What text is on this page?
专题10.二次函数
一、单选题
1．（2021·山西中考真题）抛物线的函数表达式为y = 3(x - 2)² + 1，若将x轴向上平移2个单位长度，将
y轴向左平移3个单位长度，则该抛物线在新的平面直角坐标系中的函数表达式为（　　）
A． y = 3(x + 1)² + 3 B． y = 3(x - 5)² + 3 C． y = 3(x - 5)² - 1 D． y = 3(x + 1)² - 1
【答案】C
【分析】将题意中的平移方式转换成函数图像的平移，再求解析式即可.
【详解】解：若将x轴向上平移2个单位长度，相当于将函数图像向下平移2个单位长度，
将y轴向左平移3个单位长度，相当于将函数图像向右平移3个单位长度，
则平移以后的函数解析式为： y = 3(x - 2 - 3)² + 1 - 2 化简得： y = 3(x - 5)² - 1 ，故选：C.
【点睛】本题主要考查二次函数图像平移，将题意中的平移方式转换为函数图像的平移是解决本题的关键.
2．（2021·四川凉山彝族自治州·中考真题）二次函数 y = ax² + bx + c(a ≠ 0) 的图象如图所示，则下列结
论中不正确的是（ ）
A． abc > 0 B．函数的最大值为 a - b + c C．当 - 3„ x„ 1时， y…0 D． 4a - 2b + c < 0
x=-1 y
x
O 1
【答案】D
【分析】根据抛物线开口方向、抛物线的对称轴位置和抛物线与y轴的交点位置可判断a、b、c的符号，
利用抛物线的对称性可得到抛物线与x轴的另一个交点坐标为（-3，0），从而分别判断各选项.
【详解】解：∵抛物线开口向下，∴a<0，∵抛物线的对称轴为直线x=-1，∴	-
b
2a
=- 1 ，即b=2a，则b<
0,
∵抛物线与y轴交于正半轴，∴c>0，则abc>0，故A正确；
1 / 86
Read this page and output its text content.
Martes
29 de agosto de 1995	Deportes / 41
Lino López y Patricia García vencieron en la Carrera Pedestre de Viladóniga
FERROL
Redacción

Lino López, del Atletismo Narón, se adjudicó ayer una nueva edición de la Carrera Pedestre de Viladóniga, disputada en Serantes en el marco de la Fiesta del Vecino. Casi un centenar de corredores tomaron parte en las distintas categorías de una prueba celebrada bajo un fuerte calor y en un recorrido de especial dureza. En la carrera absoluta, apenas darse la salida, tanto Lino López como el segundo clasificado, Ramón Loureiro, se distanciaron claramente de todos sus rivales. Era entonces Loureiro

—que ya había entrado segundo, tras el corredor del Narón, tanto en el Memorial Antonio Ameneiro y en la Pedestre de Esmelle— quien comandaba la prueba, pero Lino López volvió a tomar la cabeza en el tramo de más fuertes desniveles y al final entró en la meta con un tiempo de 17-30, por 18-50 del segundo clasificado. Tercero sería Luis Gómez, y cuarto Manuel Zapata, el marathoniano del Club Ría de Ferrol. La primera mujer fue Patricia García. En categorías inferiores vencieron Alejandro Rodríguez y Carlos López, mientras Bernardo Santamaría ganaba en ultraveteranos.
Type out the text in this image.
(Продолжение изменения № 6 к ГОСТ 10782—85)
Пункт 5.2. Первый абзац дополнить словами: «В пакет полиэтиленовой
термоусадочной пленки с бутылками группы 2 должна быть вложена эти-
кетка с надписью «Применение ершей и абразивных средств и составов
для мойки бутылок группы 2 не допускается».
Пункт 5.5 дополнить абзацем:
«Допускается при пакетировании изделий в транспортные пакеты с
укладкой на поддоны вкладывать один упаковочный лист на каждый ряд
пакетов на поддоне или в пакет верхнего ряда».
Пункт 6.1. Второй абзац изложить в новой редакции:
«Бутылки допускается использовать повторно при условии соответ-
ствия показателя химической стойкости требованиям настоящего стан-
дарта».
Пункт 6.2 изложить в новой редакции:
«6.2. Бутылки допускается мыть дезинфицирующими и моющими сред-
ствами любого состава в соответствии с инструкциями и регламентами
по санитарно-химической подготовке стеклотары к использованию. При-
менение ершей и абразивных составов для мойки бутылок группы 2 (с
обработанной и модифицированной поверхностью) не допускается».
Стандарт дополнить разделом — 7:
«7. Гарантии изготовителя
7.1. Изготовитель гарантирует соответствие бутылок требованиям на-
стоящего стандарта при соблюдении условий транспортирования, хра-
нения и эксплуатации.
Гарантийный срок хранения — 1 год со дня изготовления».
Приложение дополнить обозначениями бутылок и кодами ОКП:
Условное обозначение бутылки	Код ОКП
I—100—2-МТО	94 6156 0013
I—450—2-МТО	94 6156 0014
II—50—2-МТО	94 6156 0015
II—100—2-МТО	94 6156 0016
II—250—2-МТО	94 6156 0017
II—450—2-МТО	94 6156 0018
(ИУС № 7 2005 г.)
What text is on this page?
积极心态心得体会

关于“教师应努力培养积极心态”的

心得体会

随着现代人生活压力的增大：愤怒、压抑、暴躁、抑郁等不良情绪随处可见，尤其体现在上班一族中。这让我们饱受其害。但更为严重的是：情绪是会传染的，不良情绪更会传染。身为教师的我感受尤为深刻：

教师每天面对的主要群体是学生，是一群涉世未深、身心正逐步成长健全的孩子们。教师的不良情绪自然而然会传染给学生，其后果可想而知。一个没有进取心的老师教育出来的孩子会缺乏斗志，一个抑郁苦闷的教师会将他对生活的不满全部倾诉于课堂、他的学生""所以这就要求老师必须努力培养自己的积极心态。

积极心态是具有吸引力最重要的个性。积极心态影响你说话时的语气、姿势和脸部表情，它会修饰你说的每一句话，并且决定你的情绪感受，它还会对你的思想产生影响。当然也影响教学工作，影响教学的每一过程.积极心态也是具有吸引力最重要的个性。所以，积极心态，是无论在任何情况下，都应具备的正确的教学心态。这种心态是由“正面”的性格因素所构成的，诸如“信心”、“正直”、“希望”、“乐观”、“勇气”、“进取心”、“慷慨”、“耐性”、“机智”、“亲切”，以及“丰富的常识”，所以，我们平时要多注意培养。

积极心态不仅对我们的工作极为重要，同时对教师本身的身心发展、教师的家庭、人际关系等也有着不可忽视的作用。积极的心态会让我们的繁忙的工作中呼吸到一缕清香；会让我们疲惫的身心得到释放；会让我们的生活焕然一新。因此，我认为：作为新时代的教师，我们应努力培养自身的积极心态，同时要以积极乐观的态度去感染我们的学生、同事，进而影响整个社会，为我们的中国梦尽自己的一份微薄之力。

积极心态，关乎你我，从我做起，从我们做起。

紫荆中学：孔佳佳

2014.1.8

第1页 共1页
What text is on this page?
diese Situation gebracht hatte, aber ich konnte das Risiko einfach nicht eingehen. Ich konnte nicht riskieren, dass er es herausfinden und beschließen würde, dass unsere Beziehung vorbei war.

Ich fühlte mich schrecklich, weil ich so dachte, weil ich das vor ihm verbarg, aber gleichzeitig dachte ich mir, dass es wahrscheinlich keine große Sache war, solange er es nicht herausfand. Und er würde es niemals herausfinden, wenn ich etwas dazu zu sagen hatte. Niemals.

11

════

▶ Your task: Write the material out again word for word.

▶ Solution to the exercise:
What text is on this page?
专题10.二次函数
一、单选题
1．（2021·山西中考真题）抛物线的函数表达式为y = 3(x - 2)² + 1，若将x轴向上平移2个单位长度，将
y轴向左平移3个单位长度，则该抛物线在新的平面直角坐标系中的函数表达式为（　　）
A． y = 3(x + 1)² + 3 B． y = 3(x - 5)² + 3 C． y = 3(x - 5)² - 1 D． y = 3(x + 1)² - 1
【答案】C
【分析】将题意中的平移方式转换成函数图像的平移，再求解析式即可.
【详解】解：若将x轴向上平移2个单位长度，相当于将函数图像向下平移2个单位长度，
将y轴向左平移3个单位长度，相当于将函数图像向右平移3个单位长度，
则平移以后的函数解析式为： y = 3(x - 2 - 3)² + 1 - 2 化简得： y = 3(x - 5)² - 1 ，故选：C.
【点睛】本题主要考查二次函数图像平移，将题意中的平移方式转换为函数图像的平移是解决本题的关键.
2．（2021·四川凉山彝族自治州·中考真题）二次函数 y = ax² + bx + c(a ≠ 0) 的图象如图所示，则下列结
论中不正确的是（ ）
A． abc > 0 B．函数的最大值为 a - b + c C．当 - 3„ x„ 1时， y…0 D． 4a - 2b + c < 0
x=-1 y
x
O 1
【答案】D
【分析】根据抛物线开口方向、抛物线的对称轴位置和抛物线与y轴的交点位置可判断a、b、c的符号，
利用抛物线的对称性可得到抛物线与x轴的另一个交点坐标为（-3，0），从而分别判断各选项.
【详解】解：∵抛物线开口向下，∴a<0，∵抛物线的对称轴为直线x=-1，∴	-
b
2a
=- 1 ，即b=2a，则b<
0,
∵抛物线与y轴交于正半轴，∴c>0，则abc>0，故A正确；
1 / 86
Read this page and output its text content.
Martes
29 de agosto de 1995	Deportes / 41
Lino López y Patricia García vencieron en la Carrera Pedestre de Viladóniga
FERROL
Redacción

Lino López, del Atletismo Narón, se adjudicó ayer una nueva edición de la Carrera Pedestre de Viladóniga, disputada en Serantes en el marco de la Fiesta del Vecino. Casi un centenar de corredores tomaron parte en las distintas categorías de una prueba celebrada bajo un fuerte calor y en un recorrido de especial dureza. En la carrera absoluta, apenas darse la salida, tanto Lino López como el segundo clasificado, Ramón Loureiro, se distanciaron claramente de todos sus rivales. Era entonces Loureiro

—que ya había entrado segundo, tras el corredor del Narón, tanto en el Memorial Antonio Ameneiro y en la Pedestre de Esmelle— quien comandaba la prueba, pero Lino López volvió a tomar la cabeza en el tramo de más fuertes desniveles y al final entró en la meta con un tiempo de 17-30, por 18-50 del segundo clasificado. Tercero sería Luis Gómez, y cuarto Manuel Zapata, el marathoniano del Club Ría de Ferrol. La primera mujer fue Patricia García. En categorías inferiores vencieron Alejandro Rodríguez y Carlos López, mientras Bernardo Santamaría ganaba en ultraveteranos.
Type out the text in this image.
(Продолжение изменения № 6 к ГОСТ 10782—85)
Пункт 5.2. Первый абзац дополнить словами: «В пакет полиэтиленовой
термоусадочной пленки с бутылками группы 2 должна быть вложена эти-
кетка с надписью «Применение ершей и абразивных средств и составов
для мойки бутылок группы 2 не допускается».
Пункт 5.5 дополнить абзацем:
«Допускается при пакетировании изделий в транспортные пакеты с
укладкой на поддоны вкладывать один упаковочный лист на каждый ряд
пакетов на поддоне или в пакет верхнего ряда».
Пункт 6.1. Второй абзац изложить в новой редакции:
«Бутылки допускается использовать повторно при условии соответ-
ствия показателя химической стойкости требованиям настоящего стан-
дарта».
Пункт 6.2 изложить в новой редакции:
«6.2. Бутылки допускается мыть дезинфицирующими и моющими сред-
ствами любого состава в соответствии с инструкциями и регламентами
по санитарно-химической подготовке стеклотары к использованию. При-
менение ершей и абразивных составов для мойки бутылок группы 2 (с
обработанной и модифицированной поверхностью) не допускается».
Стандарт дополнить разделом — 7:
«7. Гарантии изготовителя
7.1. Изготовитель гарантирует соответствие бутылок требованиям на-
стоящего стандарта при соблюдении условий транспортирования, хра-
нения и эксплуатации.
Гарантийный срок хранения — 1 год со дня изготовления».
Приложение дополнить обозначениями бутылок и кодами ОКП:
Условное обозначение бутылки	Код ОКП
I—100—2-МТО	94 6156 0013
I—450—2-МТО	94 6156 0014
II—50—2-МТО	94 6156 0015
II—100—2-МТО	94 6156 0016
II—250—2-МТО	94 6156 0017
II—450—2-МТО	94 6156 0018
(ИУС № 7 2005 г.)
What text is on this page?
积极心态心得体会

关于“教师应努力培养积极心态”的

心得体会

随着现代人生活压力的增大：愤怒、压抑、暴躁、抑郁等不良情绪随处可见，尤其体现在上班一族中。这让我们饱受其害。但更为严重的是：情绪是会传染的，不良情绪更会传染。身为教师的我感受尤为深刻：

教师每天面对的主要群体是学生，是一群涉世未深、身心正逐步成长健全的孩子们。教师的不良情绪自然而然会传染给学生，其后果可想而知。一个没有进取心的老师教育出来的孩子会缺乏斗志，一个抑郁苦闷的教师会将他对生活的不满全部倾诉于课堂、他的学生""所以这就要求老师必须努力培养自己的积极心态。

积极心态是具有吸引力最重要的个性。积极心态影响你说话时的语气、姿势和脸部表情，它会修饰你说的每一句话，并且决定你的情绪感受，它还会对你的思想产生影响。当然也影响教学工作，影响教学的每一过程.积极心态也是具有吸引力最重要的个性。所以，积极心态，是无论在任何情况下，都应具备的正确的教学心态。这种心态是由“正面”的性格因素所构成的，诸如“信心”、“正直”、“希望”、“乐观”、“勇气”、“进取心”、“慷慨”、“耐性”、“机智”、“亲切”，以及“丰富的常识”，所以，我们平时要多注意培养。

积极心态不仅对我们的工作极为重要，同时对教师本身的身心发展、教师的家庭、人际关系等也有着不可忽视的作用。积极的心态会让我们的繁忙的工作中呼吸到一缕清香；会让我们疲惫的身心得到释放；会让我们的生活焕然一新。因此，我认为：作为新时代的教师，我们应努力培养自身的积极心态，同时要以积极乐观的态度去感染我们的学生、同事，进而影响整个社会，为我们的中国梦尽自己的一份微薄之力。

积极心态，关乎你我，从我做起，从我们做起。

紫荆中学：孔佳佳

2014.1.8

第1页 共1页
What text is on this page?
diese Situation gebracht hatte, aber ich konnte das Risiko einfach nicht eingehen. Ich konnte nicht riskieren, dass er es herausfinden und beschließen würde, dass unsere Beziehung vorbei war.

Ich fühlte mich schrecklich, weil ich so dachte, weil ich das vor ihm verbarg, aber gleichzeitig dachte ich mir, dass es wahrscheinlich keine große Sache war, solange er es nicht herausfand. Und er würde es niemals herausfinden, wenn ich etwas dazu zu sagen hatte. Niemals.

11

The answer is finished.